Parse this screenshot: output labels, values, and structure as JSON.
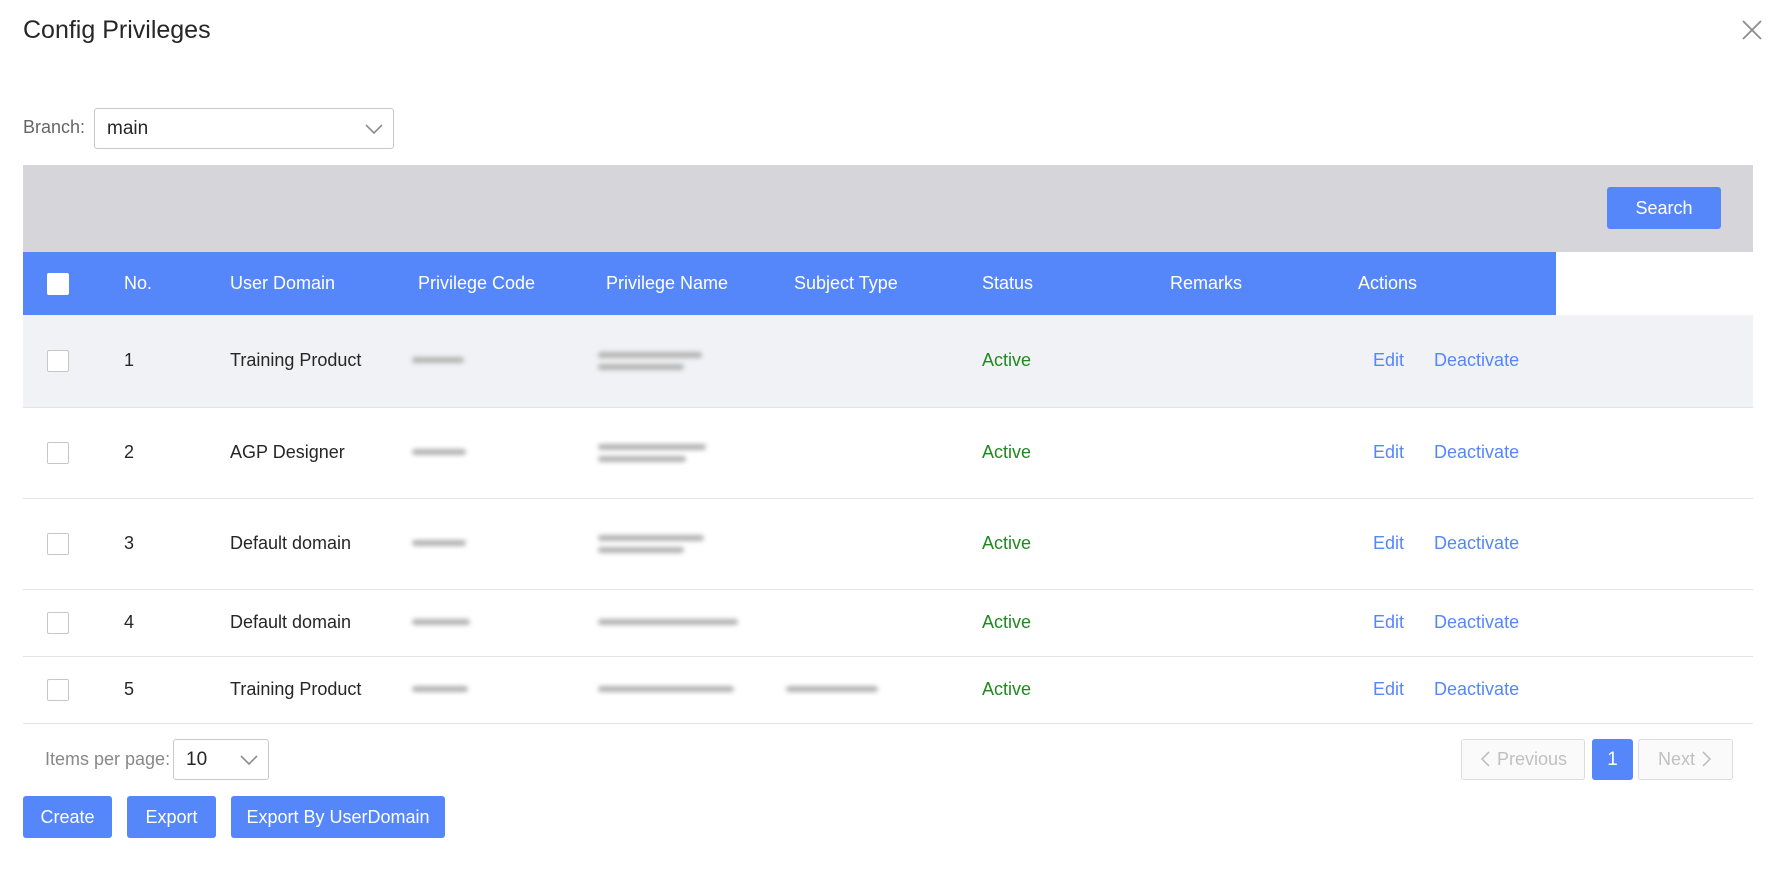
{
  "dialog": {
    "title": "Config Privileges",
    "close_icon": "close-icon"
  },
  "filter": {
    "branch_label": "Branch:",
    "branch_value": "main"
  },
  "search": {
    "button_label": "Search"
  },
  "table": {
    "columns": [
      "No.",
      "User Domain",
      "Privilege Code",
      "Privilege Name",
      "Subject Type",
      "Status",
      "Remarks",
      "Actions"
    ],
    "rows": [
      {
        "no": "1",
        "user_domain": "Training Product",
        "status": "Active",
        "edit": "Edit",
        "deactivate": "Deactivate"
      },
      {
        "no": "2",
        "user_domain": "AGP Designer",
        "status": "Active",
        "edit": "Edit",
        "deactivate": "Deactivate"
      },
      {
        "no": "3",
        "user_domain": "Default domain",
        "status": "Active",
        "edit": "Edit",
        "deactivate": "Deactivate"
      },
      {
        "no": "4",
        "user_domain": "Default domain",
        "status": "Active",
        "edit": "Edit",
        "deactivate": "Deactivate"
      },
      {
        "no": "5",
        "user_domain": "Training Product",
        "status": "Active",
        "edit": "Edit",
        "deactivate": "Deactivate"
      }
    ]
  },
  "pagination": {
    "items_per_page_label": "Items per page:",
    "items_per_page_value": "10",
    "previous_label": "Previous",
    "next_label": "Next",
    "current_page": "1"
  },
  "footer": {
    "create_label": "Create",
    "export_label": "Export",
    "export_by_domain_label": "Export By UserDomain"
  },
  "colors": {
    "accent": "#5586fa",
    "status_active": "#1e8a1e",
    "search_band": "#d6d6da"
  }
}
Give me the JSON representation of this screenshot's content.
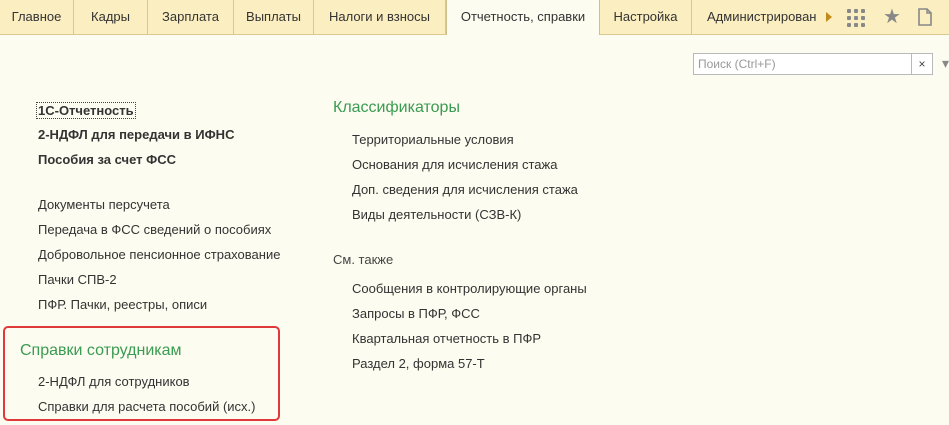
{
  "tabs": [
    {
      "label": "Главное"
    },
    {
      "label": "Кадры"
    },
    {
      "label": "Зарплата"
    },
    {
      "label": "Выплаты"
    },
    {
      "label": "Налоги и взносы"
    },
    {
      "label": "Отчетность, справки"
    },
    {
      "label": "Настройка"
    },
    {
      "label": "Администрирован"
    }
  ],
  "active_tab": "Отчетность, справки",
  "search": {
    "placeholder": "Поиск (Ctrl+F)",
    "value": "",
    "clear": "×"
  },
  "left": {
    "bold_links": [
      "1С-Отчетность",
      "2-НДФЛ для передачи в ИФНС",
      "Пособия за счет ФСС"
    ],
    "links": [
      "Документы персучета",
      "Передача в ФСС сведений о пособиях",
      "Добровольное пенсионное страхование",
      "Пачки СПВ-2",
      "ПФР. Пачки, реестры, описи"
    ],
    "section": {
      "title": "Справки сотрудникам",
      "links": [
        "2-НДФЛ для сотрудников",
        "Справки для расчета пособий (исх.)"
      ]
    }
  },
  "right": {
    "title": "Классификаторы",
    "links": [
      "Территориальные условия",
      "Основания для исчисления стажа",
      "Доп. сведения для исчисления стажа",
      "Виды деятельности (СЗВ-К)"
    ],
    "see_also": {
      "title": "См. также",
      "links": [
        "Сообщения в контролирующие органы",
        "Запросы в ПФР, ФСС",
        "Квартальная отчетность в ПФР",
        "Раздел 2, форма 57-Т"
      ]
    }
  },
  "colors": {
    "accent_green": "#3a9b52",
    "highlight_red": "#e0393a",
    "tab_bar": "#fbeec0"
  }
}
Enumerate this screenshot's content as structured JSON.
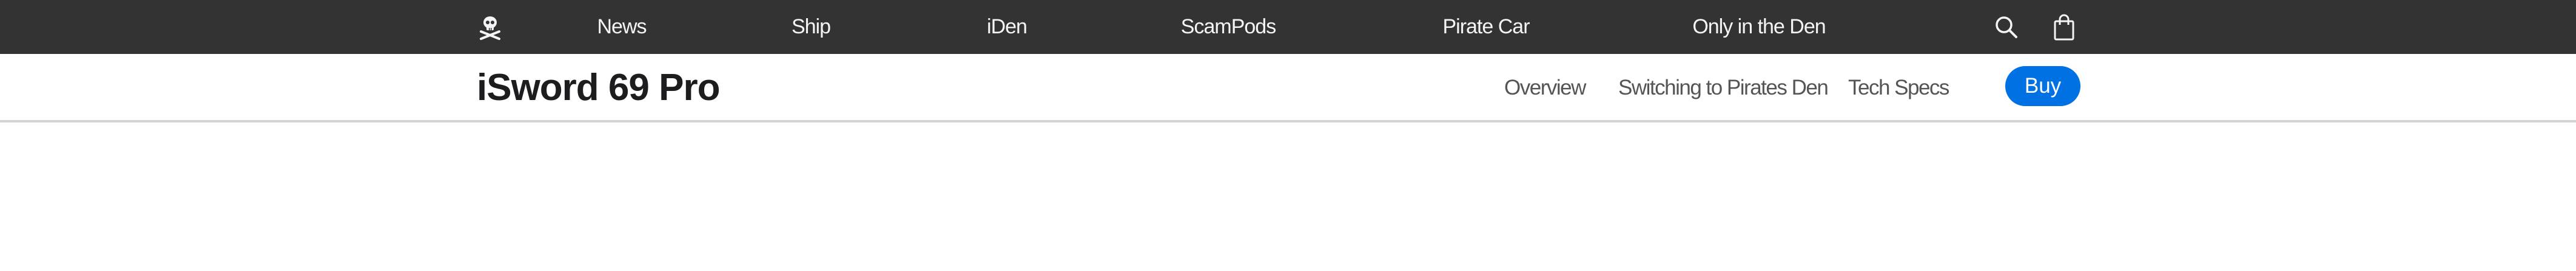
{
  "global_nav": {
    "logo_icon": "skull-and-crossbones-icon",
    "items": [
      {
        "label": "News"
      },
      {
        "label": "Ship"
      },
      {
        "label": "iDen"
      },
      {
        "label": "ScamPods"
      },
      {
        "label": "Pirate Car"
      },
      {
        "label": "Only in the Den"
      }
    ],
    "search_icon": "search-icon",
    "bag_icon": "shopping-bag-icon",
    "background_color": "#333333"
  },
  "local_nav": {
    "product_title": "iSword 69 Pro",
    "links": [
      {
        "label": "Overview"
      },
      {
        "label": "Switching to Pirates Den"
      },
      {
        "label": "Tech Specs"
      }
    ],
    "buy_label": "Buy",
    "buy_color": "#0071e3"
  }
}
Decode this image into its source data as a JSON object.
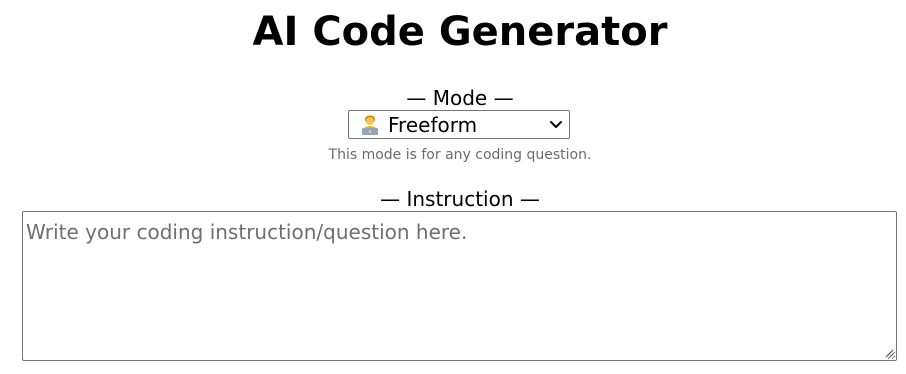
{
  "header": {
    "title": "AI Code Generator"
  },
  "mode": {
    "label": "— Mode —",
    "selected_icon": "technologist-emoji",
    "selected_value": "Freeform",
    "description": "This mode is for any coding question."
  },
  "instruction": {
    "label": "— Instruction —",
    "value": "",
    "placeholder": "Write your coding instruction/question here."
  }
}
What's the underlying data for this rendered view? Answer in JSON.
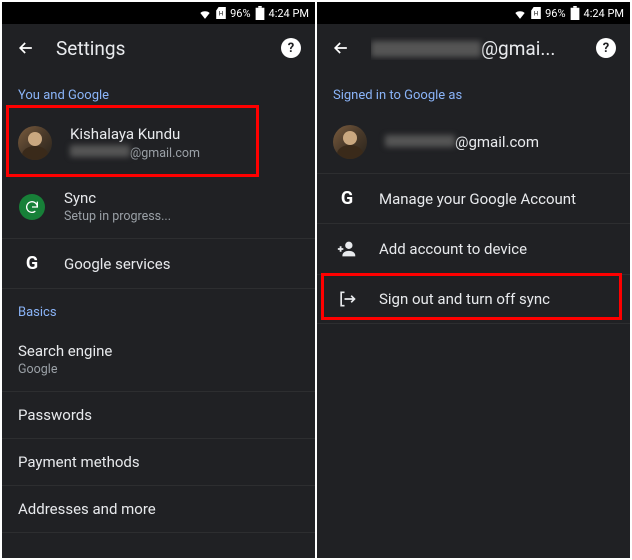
{
  "status": {
    "battery": "96%",
    "time": "4:24 PM"
  },
  "left": {
    "title": "Settings",
    "section1": "You and Google",
    "account": {
      "name": "Kishalaya Kundu",
      "email_suffix": "@gmail.com"
    },
    "sync": {
      "label": "Sync",
      "sub": "Setup in progress..."
    },
    "google_services": "Google services",
    "section2": "Basics",
    "search_engine": {
      "label": "Search engine",
      "value": "Google"
    },
    "passwords": "Passwords",
    "payment": "Payment methods",
    "addresses": "Addresses and more"
  },
  "right": {
    "title_suffix": "@gmai...",
    "section1": "Signed in to Google as",
    "email_suffix": "@gmail.com",
    "manage": "Manage your Google Account",
    "add_account": "Add account to device",
    "sign_out": "Sign out and turn off sync"
  }
}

Exercise directions:
Using the records above, output their complete text exactly, minus any images.

Task output:
Parse this screenshot: output labels, values, and structure as JSON.
{
  "dialog": {
    "title": "Config Privileges",
    "close_icon": "close-icon"
  },
  "filter": {
    "branch_label": "Branch:",
    "branch_value": "main"
  },
  "search": {
    "button_label": "Search"
  },
  "table": {
    "columns": [
      "No.",
      "User Domain",
      "Privilege Code",
      "Privilege Name",
      "Subject Type",
      "Status",
      "Remarks",
      "Actions"
    ],
    "rows": [
      {
        "no": "1",
        "user_domain": "Training Product",
        "status": "Active",
        "edit": "Edit",
        "deactivate": "Deactivate"
      },
      {
        "no": "2",
        "user_domain": "AGP Designer",
        "status": "Active",
        "edit": "Edit",
        "deactivate": "Deactivate"
      },
      {
        "no": "3",
        "user_domain": "Default domain",
        "status": "Active",
        "edit": "Edit",
        "deactivate": "Deactivate"
      },
      {
        "no": "4",
        "user_domain": "Default domain",
        "status": "Active",
        "edit": "Edit",
        "deactivate": "Deactivate"
      },
      {
        "no": "5",
        "user_domain": "Training Product",
        "status": "Active",
        "edit": "Edit",
        "deactivate": "Deactivate"
      }
    ]
  },
  "pagination": {
    "items_per_page_label": "Items per page:",
    "items_per_page_value": "10",
    "previous_label": "Previous",
    "next_label": "Next",
    "current_page": "1"
  },
  "footer": {
    "create_label": "Create",
    "export_label": "Export",
    "export_by_domain_label": "Export By UserDomain"
  },
  "colors": {
    "accent": "#5586fa",
    "status_active": "#1e8a1e",
    "search_band": "#d6d6da"
  }
}
Give me the JSON representation of this screenshot's content.
{
  "tabs": [
    {
      "label": "Главное"
    },
    {
      "label": "Кадры"
    },
    {
      "label": "Зарплата"
    },
    {
      "label": "Выплаты"
    },
    {
      "label": "Налоги и взносы"
    },
    {
      "label": "Отчетность, справки"
    },
    {
      "label": "Настройка"
    },
    {
      "label": "Администрирован"
    }
  ],
  "active_tab": "Отчетность, справки",
  "search": {
    "placeholder": "Поиск (Ctrl+F)",
    "value": "",
    "clear": "×"
  },
  "left": {
    "bold_links": [
      "1С-Отчетность",
      "2-НДФЛ для передачи в ИФНС",
      "Пособия за счет ФСС"
    ],
    "links": [
      "Документы персучета",
      "Передача в ФСС сведений о пособиях",
      "Добровольное пенсионное страхование",
      "Пачки СПВ-2",
      "ПФР. Пачки, реестры, описи"
    ],
    "section": {
      "title": "Справки сотрудникам",
      "links": [
        "2-НДФЛ для сотрудников",
        "Справки для расчета пособий (исх.)"
      ]
    }
  },
  "right": {
    "title": "Классификаторы",
    "links": [
      "Территориальные условия",
      "Основания для исчисления стажа",
      "Доп. сведения для исчисления стажа",
      "Виды деятельности (СЗВ-К)"
    ],
    "see_also": {
      "title": "См. также",
      "links": [
        "Сообщения в контролирующие органы",
        "Запросы в ПФР, ФСС",
        "Квартальная отчетность в ПФР",
        "Раздел 2, форма 57-Т"
      ]
    }
  },
  "colors": {
    "accent_green": "#3a9b52",
    "highlight_red": "#e0393a",
    "tab_bar": "#fbeec0"
  }
}
Enumerate this screenshot's content as structured JSON.
{
  "global_nav": {
    "logo_icon": "skull-and-crossbones-icon",
    "items": [
      {
        "label": "News"
      },
      {
        "label": "Ship"
      },
      {
        "label": "iDen"
      },
      {
        "label": "ScamPods"
      },
      {
        "label": "Pirate Car"
      },
      {
        "label": "Only in the Den"
      }
    ],
    "search_icon": "search-icon",
    "bag_icon": "shopping-bag-icon",
    "background_color": "#333333"
  },
  "local_nav": {
    "product_title": "iSword 69 Pro",
    "links": [
      {
        "label": "Overview"
      },
      {
        "label": "Switching to Pirates Den"
      },
      {
        "label": "Tech Specs"
      }
    ],
    "buy_label": "Buy",
    "buy_color": "#0071e3"
  }
}
Decode this image into its source data as a JSON object.
{
  "header": {
    "title": "AI Code Generator"
  },
  "mode": {
    "label": "— Mode —",
    "selected_icon": "technologist-emoji",
    "selected_value": "Freeform",
    "description": "This mode is for any coding question."
  },
  "instruction": {
    "label": "— Instruction —",
    "value": "",
    "placeholder": "Write your coding instruction/question here."
  }
}
What's the underlying data for this rendered view? Answer in JSON.
{
  "status": {
    "battery": "96%",
    "time": "4:24 PM"
  },
  "left": {
    "title": "Settings",
    "section1": "You and Google",
    "account": {
      "name": "Kishalaya Kundu",
      "email_suffix": "@gmail.com"
    },
    "sync": {
      "label": "Sync",
      "sub": "Setup in progress..."
    },
    "google_services": "Google services",
    "section2": "Basics",
    "search_engine": {
      "label": "Search engine",
      "value": "Google"
    },
    "passwords": "Passwords",
    "payment": "Payment methods",
    "addresses": "Addresses and more"
  },
  "right": {
    "title_suffix": "@gmai...",
    "section1": "Signed in to Google as",
    "email_suffix": "@gmail.com",
    "manage": "Manage your Google Account",
    "add_account": "Add account to device",
    "sign_out": "Sign out and turn off sync"
  }
}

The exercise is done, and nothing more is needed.